Look through the records and report how many lines include the word "function", with no other words.

Items from a data source:
- - -

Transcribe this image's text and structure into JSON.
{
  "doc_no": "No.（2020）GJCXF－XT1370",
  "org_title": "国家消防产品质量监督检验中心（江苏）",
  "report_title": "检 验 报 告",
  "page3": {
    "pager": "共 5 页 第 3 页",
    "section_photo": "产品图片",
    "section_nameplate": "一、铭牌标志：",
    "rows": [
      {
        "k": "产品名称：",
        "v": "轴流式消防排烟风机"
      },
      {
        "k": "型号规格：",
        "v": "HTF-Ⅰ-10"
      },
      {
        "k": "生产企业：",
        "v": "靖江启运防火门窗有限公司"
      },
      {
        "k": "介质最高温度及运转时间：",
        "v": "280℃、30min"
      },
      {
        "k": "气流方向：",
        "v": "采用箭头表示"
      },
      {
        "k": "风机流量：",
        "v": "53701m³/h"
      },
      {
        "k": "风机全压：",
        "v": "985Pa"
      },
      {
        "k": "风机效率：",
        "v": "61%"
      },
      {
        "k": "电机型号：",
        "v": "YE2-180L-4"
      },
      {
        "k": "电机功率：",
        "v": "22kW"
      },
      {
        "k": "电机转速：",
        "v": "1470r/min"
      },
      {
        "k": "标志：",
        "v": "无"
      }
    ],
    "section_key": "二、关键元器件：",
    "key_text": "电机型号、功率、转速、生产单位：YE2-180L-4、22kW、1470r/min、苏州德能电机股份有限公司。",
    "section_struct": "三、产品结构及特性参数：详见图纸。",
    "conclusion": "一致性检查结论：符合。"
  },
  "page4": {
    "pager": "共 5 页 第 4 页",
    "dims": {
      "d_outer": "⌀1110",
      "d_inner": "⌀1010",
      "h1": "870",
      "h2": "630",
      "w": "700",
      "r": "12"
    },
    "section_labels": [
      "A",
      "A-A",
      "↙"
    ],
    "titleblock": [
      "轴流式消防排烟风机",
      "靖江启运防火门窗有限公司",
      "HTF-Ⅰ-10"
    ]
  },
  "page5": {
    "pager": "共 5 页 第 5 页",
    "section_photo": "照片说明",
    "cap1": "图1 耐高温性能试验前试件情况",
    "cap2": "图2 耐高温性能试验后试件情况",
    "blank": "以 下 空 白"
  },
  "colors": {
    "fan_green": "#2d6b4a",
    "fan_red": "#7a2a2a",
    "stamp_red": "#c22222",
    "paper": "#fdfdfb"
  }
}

- - -

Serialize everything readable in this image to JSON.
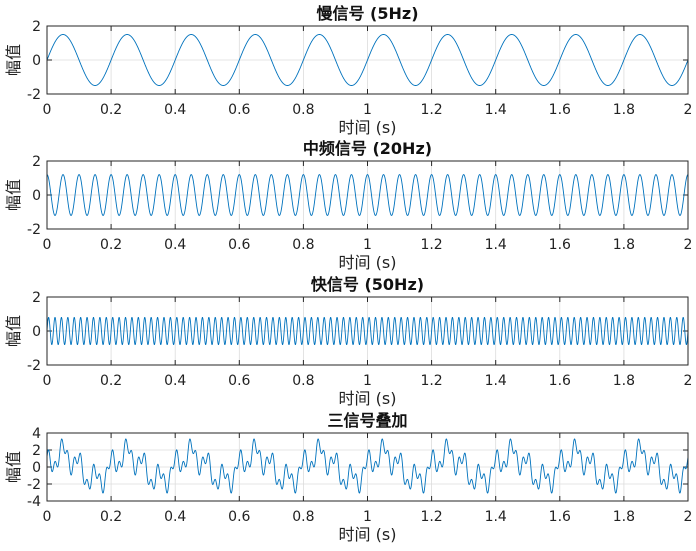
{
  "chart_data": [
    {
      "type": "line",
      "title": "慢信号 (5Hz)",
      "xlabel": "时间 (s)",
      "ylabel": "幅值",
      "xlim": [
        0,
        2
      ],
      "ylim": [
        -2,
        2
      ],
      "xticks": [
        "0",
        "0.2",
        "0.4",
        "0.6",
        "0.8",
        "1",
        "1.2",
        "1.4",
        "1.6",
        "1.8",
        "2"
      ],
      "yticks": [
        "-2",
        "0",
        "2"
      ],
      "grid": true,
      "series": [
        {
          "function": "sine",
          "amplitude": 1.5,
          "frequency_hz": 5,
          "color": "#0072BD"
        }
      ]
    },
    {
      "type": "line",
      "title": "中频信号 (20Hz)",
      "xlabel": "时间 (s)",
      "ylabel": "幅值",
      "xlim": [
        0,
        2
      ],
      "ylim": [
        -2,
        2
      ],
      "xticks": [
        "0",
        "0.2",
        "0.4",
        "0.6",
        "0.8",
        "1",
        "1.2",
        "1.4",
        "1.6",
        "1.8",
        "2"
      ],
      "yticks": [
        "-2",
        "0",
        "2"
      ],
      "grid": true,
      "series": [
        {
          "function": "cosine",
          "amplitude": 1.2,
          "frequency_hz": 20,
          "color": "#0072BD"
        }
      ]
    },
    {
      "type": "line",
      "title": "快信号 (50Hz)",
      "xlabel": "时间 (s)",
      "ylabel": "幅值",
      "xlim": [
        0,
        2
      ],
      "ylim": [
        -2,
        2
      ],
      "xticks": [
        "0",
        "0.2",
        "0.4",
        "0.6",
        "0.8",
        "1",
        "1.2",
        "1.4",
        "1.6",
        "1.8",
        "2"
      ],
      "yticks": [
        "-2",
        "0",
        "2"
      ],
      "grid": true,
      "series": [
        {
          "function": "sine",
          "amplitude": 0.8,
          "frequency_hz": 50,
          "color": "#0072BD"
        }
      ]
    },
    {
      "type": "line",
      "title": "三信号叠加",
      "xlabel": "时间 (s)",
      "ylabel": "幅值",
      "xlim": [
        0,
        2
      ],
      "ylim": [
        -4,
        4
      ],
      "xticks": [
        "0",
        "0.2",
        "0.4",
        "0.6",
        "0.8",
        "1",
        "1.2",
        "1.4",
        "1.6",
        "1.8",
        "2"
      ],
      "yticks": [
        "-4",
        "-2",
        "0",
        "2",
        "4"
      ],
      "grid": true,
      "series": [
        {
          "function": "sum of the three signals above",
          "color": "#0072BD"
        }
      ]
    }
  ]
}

- - -

*Written solution:*
4